GOAL:
Type out the complete listing below word for word, without its pictures.

— START OF DATA FOR THE TASK —

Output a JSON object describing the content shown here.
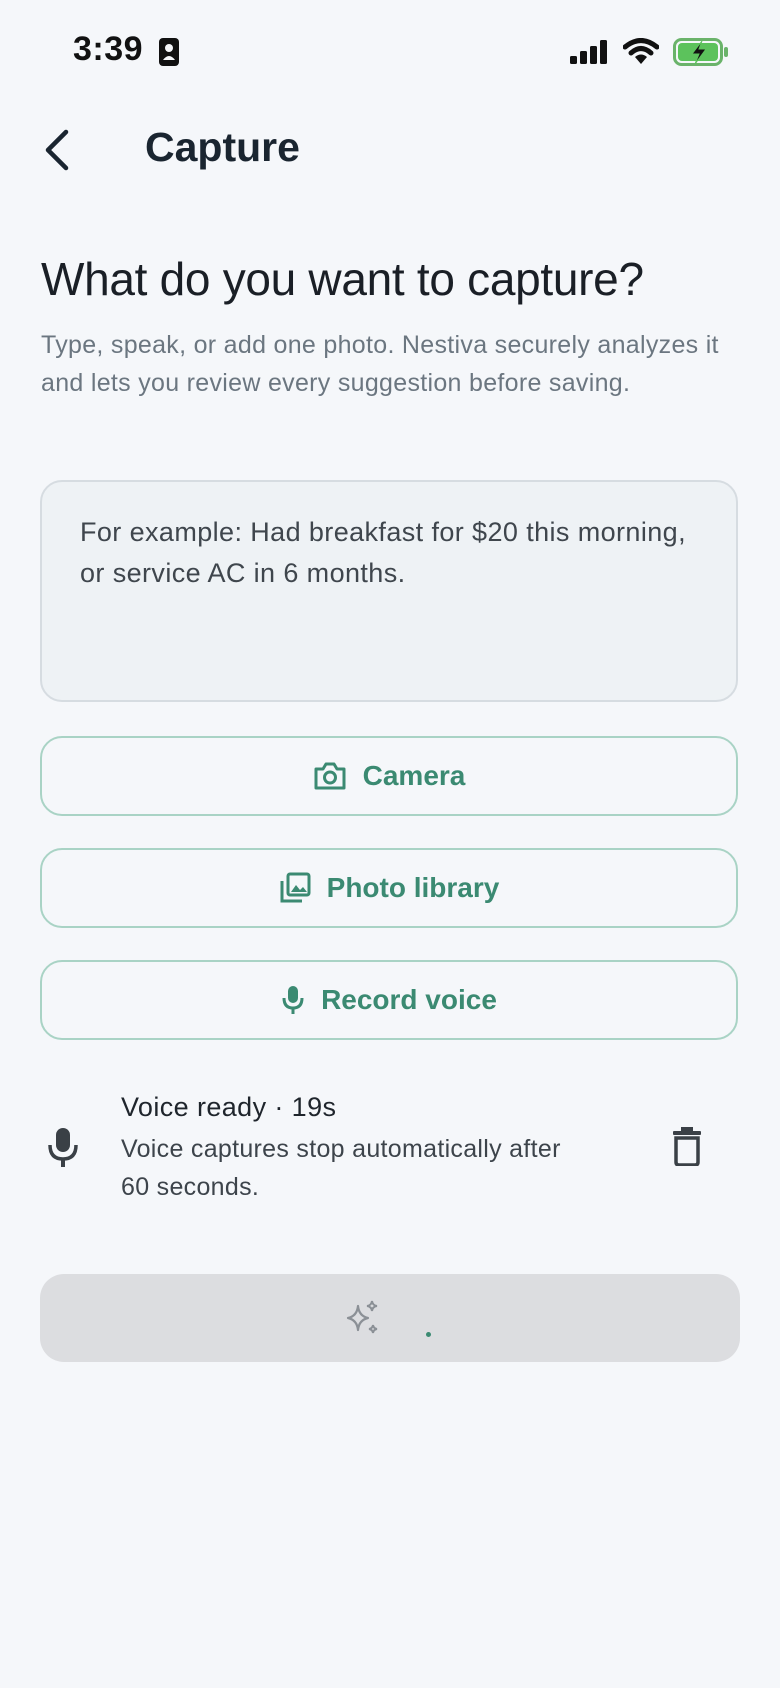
{
  "status_bar": {
    "time": "3:39"
  },
  "header": {
    "title": "Capture"
  },
  "intro": {
    "heading": "What do you want to capture?",
    "subtitle": "Type, speak, or add one photo. Nestiva securely analyzes it and lets you review every suggestion before saving."
  },
  "input": {
    "placeholder": "For example: Had breakfast for $20 this morning, or service AC in 6 months."
  },
  "actions": {
    "camera_label": "Camera",
    "photo_library_label": "Photo library",
    "record_voice_label": "Record voice"
  },
  "voice": {
    "status": "Voice ready · 19s",
    "note": "Voice captures stop automatically after 60 seconds."
  },
  "colors": {
    "accent": "#3b8a72",
    "accent_border": "#a9d3c5",
    "background": "#f5f7fa",
    "disabled_button": "#dcdde0"
  },
  "icons": [
    "back-chevron-icon",
    "camera-icon",
    "photo-library-icon",
    "mic-icon",
    "trash-icon",
    "sparkles-icon",
    "signal-icon",
    "wifi-icon",
    "battery-charging-icon",
    "contact-card-icon"
  ]
}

— END OF DATA FOR THE TASK —

WRITTEN ANSWER:
Output a JSON object describing the content shown here.
{
  "status_bar": {
    "time": "3:39"
  },
  "header": {
    "title": "Capture"
  },
  "intro": {
    "heading": "What do you want to capture?",
    "subtitle": "Type, speak, or add one photo. Nestiva securely analyzes it and lets you review every suggestion before saving."
  },
  "input": {
    "placeholder": "For example: Had breakfast for $20 this morning, or service AC in 6 months."
  },
  "actions": {
    "camera_label": "Camera",
    "photo_library_label": "Photo library",
    "record_voice_label": "Record voice"
  },
  "voice": {
    "status": "Voice ready · 19s",
    "note": "Voice captures stop automatically after 60 seconds."
  },
  "colors": {
    "accent": "#3b8a72",
    "accent_border": "#a9d3c5",
    "background": "#f5f7fa",
    "disabled_button": "#dcdde0"
  },
  "icons": [
    "back-chevron-icon",
    "camera-icon",
    "photo-library-icon",
    "mic-icon",
    "trash-icon",
    "sparkles-icon",
    "signal-icon",
    "wifi-icon",
    "battery-charging-icon",
    "contact-card-icon"
  ]
}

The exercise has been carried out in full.